** WHAT YOU SHOULD DO **
Count, in the entries below, the lines in which "JSON" occurs. Give the number, nothing more.

— BEGIN MATERIAL —

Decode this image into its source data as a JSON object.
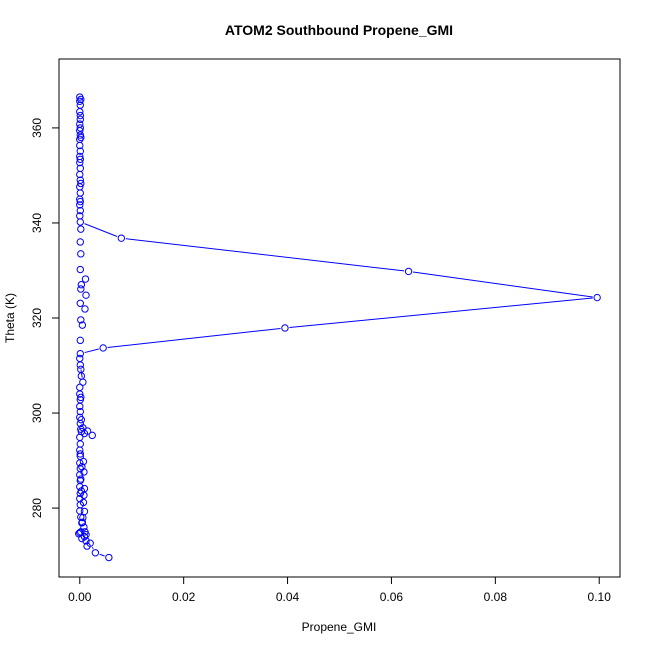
{
  "chart_data": {
    "type": "line",
    "title": "ATOM2 Southbound Propene_GMI",
    "xlabel": "Propene_GMI",
    "ylabel": "Theta (K)",
    "xlim": [
      -0.004,
      0.104
    ],
    "ylim": [
      265.5,
      374.5
    ],
    "x_ticks": [
      0.0,
      0.02,
      0.04,
      0.06,
      0.08,
      0.1
    ],
    "x_tick_labels": [
      "0.00",
      "0.02",
      "0.04",
      "0.06",
      "0.08",
      "0.10"
    ],
    "y_ticks": [
      280,
      300,
      320,
      340,
      360
    ],
    "y_tick_labels": [
      "280",
      "300",
      "320",
      "340",
      "360"
    ],
    "grid": false,
    "legend": "none",
    "colors": {
      "series": "#0000ff",
      "axes": "#000000"
    },
    "markers": "open-circle",
    "series": [
      {
        "values": [
          [
            0.0,
            366.5
          ],
          [
            0.0,
            365.6
          ],
          [
            0.0001,
            364.8
          ],
          [
            0.0,
            363.4
          ],
          [
            0.0001,
            362.6
          ],
          [
            0.0,
            360.8
          ],
          [
            0.0001,
            360.0
          ],
          [
            0.0,
            359.4
          ],
          [
            0.0001,
            358.5
          ],
          [
            0.0,
            357.6
          ],
          [
            0.0,
            356.3
          ],
          [
            0.0001,
            355.1
          ],
          [
            0.0,
            354.0
          ],
          [
            0.0,
            352.7
          ],
          [
            0.0001,
            351.5
          ],
          [
            0.0,
            350.2
          ],
          [
            0.0001,
            349.0
          ],
          [
            0.0,
            347.6
          ],
          [
            0.0001,
            346.3
          ],
          [
            0.0,
            345.0
          ],
          [
            0.0,
            343.8
          ],
          [
            0.0001,
            342.6
          ],
          [
            0.0,
            341.5
          ],
          [
            0.0001,
            340.2
          ],
          [
            0.008,
            336.8
          ],
          [
            0.0633,
            329.8
          ],
          [
            0.0996,
            324.3
          ],
          [
            0.0395,
            317.9
          ],
          [
            0.0045,
            313.7
          ],
          [
            0.0001,
            312.5
          ],
          [
            0.0,
            311.5
          ],
          [
            0.0001,
            310.1
          ],
          [
            0.0006,
            306.5
          ],
          [
            0.0,
            305.4
          ],
          [
            0.0,
            304.0
          ],
          [
            0.0001,
            302.8
          ],
          [
            0.0,
            301.4
          ],
          [
            0.0001,
            300.3
          ],
          [
            0.0,
            299.1
          ],
          [
            0.0001,
            297.8
          ],
          [
            0.0002,
            296.6
          ],
          [
            0.0003,
            296.1
          ],
          [
            0.0,
            294.9
          ],
          [
            0.0001,
            293.5
          ],
          [
            0.0,
            292.2
          ],
          [
            0.0001,
            290.9
          ],
          [
            0.0,
            289.5
          ],
          [
            0.0001,
            288.3
          ],
          [
            0.0,
            287.0
          ],
          [
            0.0001,
            285.8
          ],
          [
            0.0,
            284.5
          ],
          [
            0.0001,
            283.1
          ],
          [
            0.0,
            282.0
          ],
          [
            0.0001,
            280.7
          ],
          [
            0.0,
            279.4
          ],
          [
            0.0002,
            278.1
          ],
          [
            0.0005,
            277.0
          ],
          [
            0.0008,
            276.0
          ],
          [
            0.001,
            275.0
          ],
          [
            0.0009,
            274.0
          ],
          [
            0.0012,
            273.1
          ],
          [
            0.002,
            272.6
          ],
          [
            0.003,
            270.6
          ],
          [
            0.0056,
            269.6
          ]
        ]
      }
    ],
    "scatter_points": [
      [
        0.0015,
        296.2
      ],
      [
        0.0024,
        295.3
      ],
      [
        0.0009,
        295.7
      ],
      [
        0.0006,
        296.9
      ],
      [
        0.0011,
        328.2
      ],
      [
        0.0012,
        324.8
      ],
      [
        0.001,
        321.9
      ],
      [
        0.0003,
        327.0
      ],
      [
        0.0005,
        318.5
      ],
      [
        0.0002,
        309.2
      ],
      [
        0.0007,
        289.8
      ],
      [
        0.0008,
        287.6
      ],
      [
        0.0009,
        284.1
      ],
      [
        0.0008,
        282.7
      ],
      [
        0.0007,
        281.2
      ],
      [
        0.0009,
        279.3
      ],
      [
        0.0006,
        278.0
      ],
      [
        0.0004,
        276.9
      ],
      [
        0.0002,
        275.0
      ],
      [
        0.0,
        274.8
      ],
      [
        -0.0002,
        274.6
      ],
      [
        0.0004,
        273.6
      ],
      [
        0.0012,
        274.4
      ],
      [
        0.0014,
        272.0
      ],
      [
        0.0003,
        283.6
      ],
      [
        0.0002,
        286.1
      ],
      [
        0.0004,
        288.7
      ],
      [
        0.0001,
        291.4
      ],
      [
        0.0003,
        298.6
      ],
      [
        0.0002,
        303.3
      ],
      [
        0.0003,
        307.8
      ],
      [
        0.0001,
        315.3
      ],
      [
        0.0002,
        319.6
      ],
      [
        0.0001,
        323.1
      ],
      [
        0.0002,
        326.1
      ],
      [
        0.0001,
        330.2
      ],
      [
        0.0002,
        333.5
      ],
      [
        0.0001,
        336.0
      ],
      [
        0.0002,
        338.7
      ],
      [
        0.0001,
        344.5
      ],
      [
        0.0002,
        348.3
      ],
      [
        0.0001,
        353.4
      ],
      [
        0.0002,
        358.0
      ],
      [
        0.0001,
        361.8
      ],
      [
        0.0002,
        366.0
      ]
    ]
  }
}
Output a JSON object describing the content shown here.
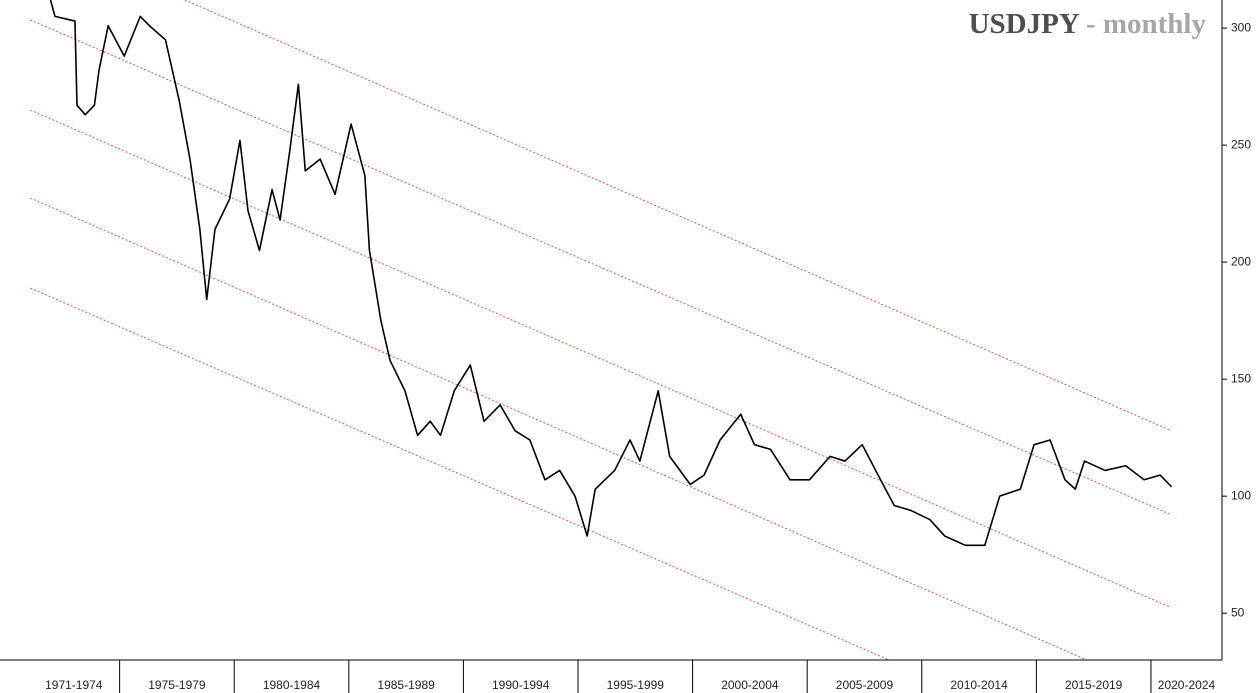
{
  "chart_data": {
    "type": "line",
    "title_parts": [
      {
        "text": "USDJPY",
        "color": "#4d4d4d"
      },
      {
        "text": "- monthly",
        "color": "#a6a6a6"
      }
    ],
    "color": "#000000",
    "x": [
      1971.9,
      1972.18,
      1973.05,
      1973.14,
      1973.5,
      1973.9,
      1974.1,
      1974.5,
      1975.2,
      1975.9,
      1976.3,
      1977.0,
      1977.6,
      1978.07,
      1978.5,
      1978.8,
      1979.16,
      1979.8,
      1980.25,
      1980.6,
      1981.1,
      1981.65,
      1982.0,
      1982.43,
      1982.8,
      1983.1,
      1983.75,
      1984.4,
      1985.1,
      1985.7,
      1985.9,
      1986.4,
      1986.8,
      1987.45,
      1988.0,
      1988.55,
      1989.0,
      1989.6,
      1990.3,
      1990.9,
      1991.6,
      1992.25,
      1992.9,
      1993.56,
      1994.2,
      1994.87,
      1995.4,
      1995.75,
      1996.6,
      1997.27,
      1997.7,
      1998.5,
      1999.0,
      1999.9,
      2000.5,
      2001.2,
      2002.1,
      2002.7,
      2003.4,
      2004.25,
      2005.1,
      2006.0,
      2006.65,
      2007.4,
      2008.2,
      2008.8,
      2009.5,
      2010.35,
      2011.0,
      2011.9,
      2012.75,
      2013.4,
      2014.3,
      2014.9,
      2015.6,
      2016.25,
      2016.7,
      2017.1,
      2018.0,
      2018.9,
      2019.7,
      2020.4,
      2020.9
    ],
    "values": [
      315,
      305,
      303,
      267,
      263,
      267,
      282,
      301,
      288,
      305,
      301,
      295,
      269,
      244,
      214,
      184,
      214,
      227,
      252,
      222,
      205,
      231,
      218,
      248,
      276,
      239,
      244,
      229,
      259,
      237,
      205,
      175,
      158,
      145,
      126,
      132,
      126,
      145,
      156,
      132,
      139,
      128,
      124,
      107,
      111,
      100,
      83,
      103,
      111,
      124,
      115,
      145,
      117,
      105,
      109,
      124,
      135,
      122,
      120,
      107,
      107,
      117,
      115,
      122,
      107,
      96,
      94,
      90,
      83,
      79,
      79,
      100,
      103,
      122,
      124,
      107,
      103,
      115,
      111,
      113,
      107,
      109,
      104
    ],
    "xlim": [
      1969.78,
      2023.1
    ],
    "ylim": [
      30,
      312
    ],
    "yticks": [
      50,
      100,
      150,
      200,
      250,
      300
    ],
    "xticks": [
      1975,
      1980,
      1985,
      1990,
      1995,
      2000,
      2005,
      2010,
      2015,
      2020
    ],
    "periods": [
      {
        "label": "1971-1974",
        "start": 1971,
        "end": 1975
      },
      {
        "label": "1975-1979",
        "start": 1975,
        "end": 1980
      },
      {
        "label": "1980-1984",
        "start": 1980,
        "end": 1985
      },
      {
        "label": "1985-1989",
        "start": 1985,
        "end": 1990
      },
      {
        "label": "1990-1994",
        "start": 1990,
        "end": 1995
      },
      {
        "label": "1995-1999",
        "start": 1995,
        "end": 2000
      },
      {
        "label": "2000-2004",
        "start": 2000,
        "end": 2005
      },
      {
        "label": "2005-2009",
        "start": 2005,
        "end": 2010
      },
      {
        "label": "2010-2014",
        "start": 2010,
        "end": 2015
      },
      {
        "label": "2015-2019",
        "start": 2015,
        "end": 2020
      },
      {
        "label": "2020-2024",
        "start": 2020,
        "end": 2025
      }
    ],
    "channel_color": "#d9534f",
    "channel_lines": [
      {
        "x": [
          1977.85,
          2020.83
        ],
        "values": [
          312,
          128.2
        ]
      },
      {
        "x": [
          1971.1,
          2020.83
        ],
        "values": [
          303.5,
          92.3
        ]
      },
      {
        "x": [
          1971.1,
          2020.83
        ],
        "values": [
          265,
          52.6
        ]
      },
      {
        "x": [
          1971.1,
          2017.2
        ],
        "values": [
          227.4,
          30
        ]
      },
      {
        "x": [
          1971.1,
          2008.57
        ],
        "values": [
          188.9,
          30
        ]
      }
    ]
  }
}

— END MATERIAL —

** RESPONSE TO THIS EXERCISE **
2